Output all of the data below exactly as given.

## Begin

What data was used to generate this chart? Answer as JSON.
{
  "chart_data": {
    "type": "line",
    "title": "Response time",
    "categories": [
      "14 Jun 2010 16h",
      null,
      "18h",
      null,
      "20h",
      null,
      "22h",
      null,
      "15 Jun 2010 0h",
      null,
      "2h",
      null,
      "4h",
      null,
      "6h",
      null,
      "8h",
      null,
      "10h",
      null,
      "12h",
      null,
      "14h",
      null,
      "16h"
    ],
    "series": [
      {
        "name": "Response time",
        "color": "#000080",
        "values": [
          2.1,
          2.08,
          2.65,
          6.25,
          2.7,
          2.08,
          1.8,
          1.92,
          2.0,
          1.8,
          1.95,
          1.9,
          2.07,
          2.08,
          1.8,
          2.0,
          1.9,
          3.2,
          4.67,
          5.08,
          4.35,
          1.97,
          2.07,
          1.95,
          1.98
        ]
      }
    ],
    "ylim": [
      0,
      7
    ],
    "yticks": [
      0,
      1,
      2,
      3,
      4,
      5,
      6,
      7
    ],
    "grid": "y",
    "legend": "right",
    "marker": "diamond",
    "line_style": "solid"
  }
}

## End

RESPONSE TO THIS TASK
What data was used to generate this chart? Answer as JSON.
{
  "chart_data": {
    "type": "line",
    "title": "Response time",
    "categories": [
      "14 Jun 2010 16h",
      null,
      "18h",
      null,
      "20h",
      null,
      "22h",
      null,
      "15 Jun 2010 0h",
      null,
      "2h",
      null,
      "4h",
      null,
      "6h",
      null,
      "8h",
      null,
      "10h",
      null,
      "12h",
      null,
      "14h",
      null,
      "16h"
    ],
    "series": [
      {
        "name": "Response time",
        "color": "#000080",
        "values": [
          2.1,
          2.08,
          2.65,
          6.25,
          2.7,
          2.08,
          1.8,
          1.92,
          2.0,
          1.8,
          1.95,
          1.9,
          2.07,
          2.08,
          1.8,
          2.0,
          1.9,
          3.2,
          4.67,
          5.08,
          4.35,
          1.97,
          2.07,
          1.95,
          1.98
        ]
      }
    ],
    "ylim": [
      0,
      7
    ],
    "yticks": [
      0,
      1,
      2,
      3,
      4,
      5,
      6,
      7
    ],
    "grid": "y",
    "legend": "right",
    "marker": "diamond",
    "line_style": "solid"
  }
}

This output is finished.